• **EXERCISE DIRECTIONS**:
State the number of lines that include the string "chevron", and write nothing else.

::: DATA FOR PROCESSING :::

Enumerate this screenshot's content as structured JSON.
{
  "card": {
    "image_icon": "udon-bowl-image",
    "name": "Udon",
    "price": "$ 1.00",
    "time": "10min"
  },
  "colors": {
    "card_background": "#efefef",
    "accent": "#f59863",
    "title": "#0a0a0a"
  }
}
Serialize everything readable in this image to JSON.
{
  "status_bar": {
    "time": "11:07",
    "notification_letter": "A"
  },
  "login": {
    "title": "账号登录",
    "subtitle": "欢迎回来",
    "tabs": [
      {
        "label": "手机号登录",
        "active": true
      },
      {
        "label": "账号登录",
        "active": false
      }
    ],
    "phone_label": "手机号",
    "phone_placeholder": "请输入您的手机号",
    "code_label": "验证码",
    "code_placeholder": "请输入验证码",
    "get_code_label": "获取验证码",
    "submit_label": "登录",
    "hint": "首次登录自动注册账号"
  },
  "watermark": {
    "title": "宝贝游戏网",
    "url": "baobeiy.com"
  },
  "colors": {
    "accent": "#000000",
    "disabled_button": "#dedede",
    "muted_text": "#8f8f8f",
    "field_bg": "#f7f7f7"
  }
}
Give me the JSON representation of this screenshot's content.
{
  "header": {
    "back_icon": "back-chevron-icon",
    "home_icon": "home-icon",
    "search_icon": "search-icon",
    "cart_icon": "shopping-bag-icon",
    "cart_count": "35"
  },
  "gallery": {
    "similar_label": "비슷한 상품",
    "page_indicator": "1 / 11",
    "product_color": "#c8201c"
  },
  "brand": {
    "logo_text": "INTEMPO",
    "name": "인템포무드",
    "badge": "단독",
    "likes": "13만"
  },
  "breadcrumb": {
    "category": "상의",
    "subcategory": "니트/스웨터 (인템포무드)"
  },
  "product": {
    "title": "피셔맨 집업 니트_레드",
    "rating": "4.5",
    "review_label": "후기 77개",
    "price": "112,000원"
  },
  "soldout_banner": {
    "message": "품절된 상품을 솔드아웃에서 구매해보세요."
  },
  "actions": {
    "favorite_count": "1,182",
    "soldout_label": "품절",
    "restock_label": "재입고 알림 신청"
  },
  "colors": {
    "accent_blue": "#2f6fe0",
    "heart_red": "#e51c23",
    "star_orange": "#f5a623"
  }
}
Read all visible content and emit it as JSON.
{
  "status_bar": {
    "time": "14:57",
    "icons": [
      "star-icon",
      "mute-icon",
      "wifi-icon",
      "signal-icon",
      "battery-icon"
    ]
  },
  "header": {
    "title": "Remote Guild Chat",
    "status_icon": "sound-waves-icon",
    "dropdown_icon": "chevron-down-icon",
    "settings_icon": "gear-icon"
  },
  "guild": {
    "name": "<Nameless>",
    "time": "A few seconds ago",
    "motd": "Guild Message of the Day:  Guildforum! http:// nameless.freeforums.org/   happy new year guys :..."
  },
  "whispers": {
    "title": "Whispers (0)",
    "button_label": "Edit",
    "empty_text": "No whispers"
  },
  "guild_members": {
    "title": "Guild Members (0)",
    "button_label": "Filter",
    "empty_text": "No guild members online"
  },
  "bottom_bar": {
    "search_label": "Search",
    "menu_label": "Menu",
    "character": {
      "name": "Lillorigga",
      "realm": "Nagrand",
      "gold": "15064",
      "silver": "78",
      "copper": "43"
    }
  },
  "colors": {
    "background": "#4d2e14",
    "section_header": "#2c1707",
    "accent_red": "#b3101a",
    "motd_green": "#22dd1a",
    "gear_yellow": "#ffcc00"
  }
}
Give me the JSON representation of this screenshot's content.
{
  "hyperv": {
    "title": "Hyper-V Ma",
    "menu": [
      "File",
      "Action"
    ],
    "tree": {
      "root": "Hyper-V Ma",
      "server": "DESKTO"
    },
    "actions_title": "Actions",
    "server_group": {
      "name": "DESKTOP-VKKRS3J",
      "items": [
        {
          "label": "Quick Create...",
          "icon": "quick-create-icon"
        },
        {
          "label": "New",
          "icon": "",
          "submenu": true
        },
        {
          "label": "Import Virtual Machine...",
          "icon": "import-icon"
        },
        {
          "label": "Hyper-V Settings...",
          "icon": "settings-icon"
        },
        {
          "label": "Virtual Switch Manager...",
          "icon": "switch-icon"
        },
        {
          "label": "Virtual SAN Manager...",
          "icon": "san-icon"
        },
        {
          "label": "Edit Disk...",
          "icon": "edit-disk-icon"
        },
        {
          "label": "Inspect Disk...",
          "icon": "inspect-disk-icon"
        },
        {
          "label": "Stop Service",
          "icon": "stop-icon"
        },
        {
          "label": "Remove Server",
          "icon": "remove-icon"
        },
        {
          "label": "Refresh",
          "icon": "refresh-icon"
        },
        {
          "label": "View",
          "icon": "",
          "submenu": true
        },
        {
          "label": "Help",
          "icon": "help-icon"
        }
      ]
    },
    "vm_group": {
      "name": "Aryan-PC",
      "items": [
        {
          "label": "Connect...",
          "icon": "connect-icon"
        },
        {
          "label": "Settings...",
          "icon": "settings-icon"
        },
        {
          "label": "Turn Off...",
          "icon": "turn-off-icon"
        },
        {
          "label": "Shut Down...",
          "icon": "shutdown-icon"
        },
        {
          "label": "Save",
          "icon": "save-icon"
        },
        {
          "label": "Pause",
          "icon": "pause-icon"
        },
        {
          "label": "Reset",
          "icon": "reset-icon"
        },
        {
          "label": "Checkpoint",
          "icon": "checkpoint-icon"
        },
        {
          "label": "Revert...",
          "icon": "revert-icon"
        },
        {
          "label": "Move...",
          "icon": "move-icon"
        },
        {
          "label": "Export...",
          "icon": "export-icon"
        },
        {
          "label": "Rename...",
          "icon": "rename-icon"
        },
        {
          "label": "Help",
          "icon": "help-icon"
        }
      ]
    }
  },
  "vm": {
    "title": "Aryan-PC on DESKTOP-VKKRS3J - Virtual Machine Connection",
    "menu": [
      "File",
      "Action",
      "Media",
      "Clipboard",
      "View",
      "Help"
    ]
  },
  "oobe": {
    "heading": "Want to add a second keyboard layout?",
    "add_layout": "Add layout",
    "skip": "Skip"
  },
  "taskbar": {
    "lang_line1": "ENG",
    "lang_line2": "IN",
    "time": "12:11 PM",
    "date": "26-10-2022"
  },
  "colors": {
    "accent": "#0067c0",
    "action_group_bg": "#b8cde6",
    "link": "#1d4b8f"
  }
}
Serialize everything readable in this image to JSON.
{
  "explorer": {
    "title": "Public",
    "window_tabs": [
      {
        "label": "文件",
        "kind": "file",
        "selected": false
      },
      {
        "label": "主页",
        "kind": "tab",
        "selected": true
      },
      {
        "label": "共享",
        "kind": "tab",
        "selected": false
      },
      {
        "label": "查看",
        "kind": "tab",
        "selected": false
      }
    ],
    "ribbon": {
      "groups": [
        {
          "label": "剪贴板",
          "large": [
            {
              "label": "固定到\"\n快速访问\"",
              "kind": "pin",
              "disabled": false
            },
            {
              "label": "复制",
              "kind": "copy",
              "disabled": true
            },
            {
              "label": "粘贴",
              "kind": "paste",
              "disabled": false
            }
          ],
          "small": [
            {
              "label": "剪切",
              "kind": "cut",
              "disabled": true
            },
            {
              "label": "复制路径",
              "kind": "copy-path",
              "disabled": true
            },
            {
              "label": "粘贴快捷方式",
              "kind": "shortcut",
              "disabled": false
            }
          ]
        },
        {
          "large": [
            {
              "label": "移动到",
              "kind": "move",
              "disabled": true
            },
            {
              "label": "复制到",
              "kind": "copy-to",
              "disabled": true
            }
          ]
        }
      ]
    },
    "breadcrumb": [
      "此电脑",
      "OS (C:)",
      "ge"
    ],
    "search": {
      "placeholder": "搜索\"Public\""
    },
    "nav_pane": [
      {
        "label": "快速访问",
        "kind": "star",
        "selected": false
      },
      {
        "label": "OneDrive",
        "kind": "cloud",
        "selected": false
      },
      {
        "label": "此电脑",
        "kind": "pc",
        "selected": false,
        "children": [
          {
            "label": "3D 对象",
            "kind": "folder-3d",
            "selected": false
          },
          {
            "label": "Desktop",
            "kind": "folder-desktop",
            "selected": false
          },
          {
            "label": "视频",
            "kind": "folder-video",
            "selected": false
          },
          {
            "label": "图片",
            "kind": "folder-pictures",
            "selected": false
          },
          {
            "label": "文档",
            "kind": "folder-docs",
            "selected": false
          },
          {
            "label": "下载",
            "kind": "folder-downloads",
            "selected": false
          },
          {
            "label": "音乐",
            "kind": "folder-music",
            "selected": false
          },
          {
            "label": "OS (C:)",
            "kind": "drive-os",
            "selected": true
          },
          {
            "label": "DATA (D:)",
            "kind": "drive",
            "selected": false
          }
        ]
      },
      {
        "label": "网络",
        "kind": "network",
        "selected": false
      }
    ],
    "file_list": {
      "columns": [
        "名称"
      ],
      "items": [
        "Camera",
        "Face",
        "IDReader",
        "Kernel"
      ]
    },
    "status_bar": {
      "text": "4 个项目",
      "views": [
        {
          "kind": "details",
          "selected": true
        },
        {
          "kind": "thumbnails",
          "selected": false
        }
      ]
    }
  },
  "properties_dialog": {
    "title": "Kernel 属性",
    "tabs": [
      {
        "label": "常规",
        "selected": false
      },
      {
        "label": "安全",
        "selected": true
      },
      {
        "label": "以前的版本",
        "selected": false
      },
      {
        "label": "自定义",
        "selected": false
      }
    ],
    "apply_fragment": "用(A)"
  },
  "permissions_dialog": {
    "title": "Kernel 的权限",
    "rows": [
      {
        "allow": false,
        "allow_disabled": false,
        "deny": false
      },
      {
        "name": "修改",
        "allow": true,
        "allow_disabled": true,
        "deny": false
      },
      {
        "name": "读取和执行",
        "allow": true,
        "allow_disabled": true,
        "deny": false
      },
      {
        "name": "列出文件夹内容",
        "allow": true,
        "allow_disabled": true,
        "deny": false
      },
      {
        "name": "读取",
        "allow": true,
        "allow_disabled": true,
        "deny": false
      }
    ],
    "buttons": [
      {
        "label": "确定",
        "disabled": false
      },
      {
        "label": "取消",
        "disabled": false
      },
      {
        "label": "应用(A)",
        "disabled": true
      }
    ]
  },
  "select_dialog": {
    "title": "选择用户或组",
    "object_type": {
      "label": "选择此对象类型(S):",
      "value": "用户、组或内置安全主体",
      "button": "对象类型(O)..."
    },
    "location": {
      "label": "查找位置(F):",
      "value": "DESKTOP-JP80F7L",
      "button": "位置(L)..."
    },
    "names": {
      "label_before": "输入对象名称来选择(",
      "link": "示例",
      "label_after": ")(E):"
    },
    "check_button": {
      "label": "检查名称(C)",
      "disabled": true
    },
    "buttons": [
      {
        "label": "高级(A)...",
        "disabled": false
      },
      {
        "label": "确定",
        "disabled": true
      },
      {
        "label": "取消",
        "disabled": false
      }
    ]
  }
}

:::

• **WRITTEN SOLUTION**:
2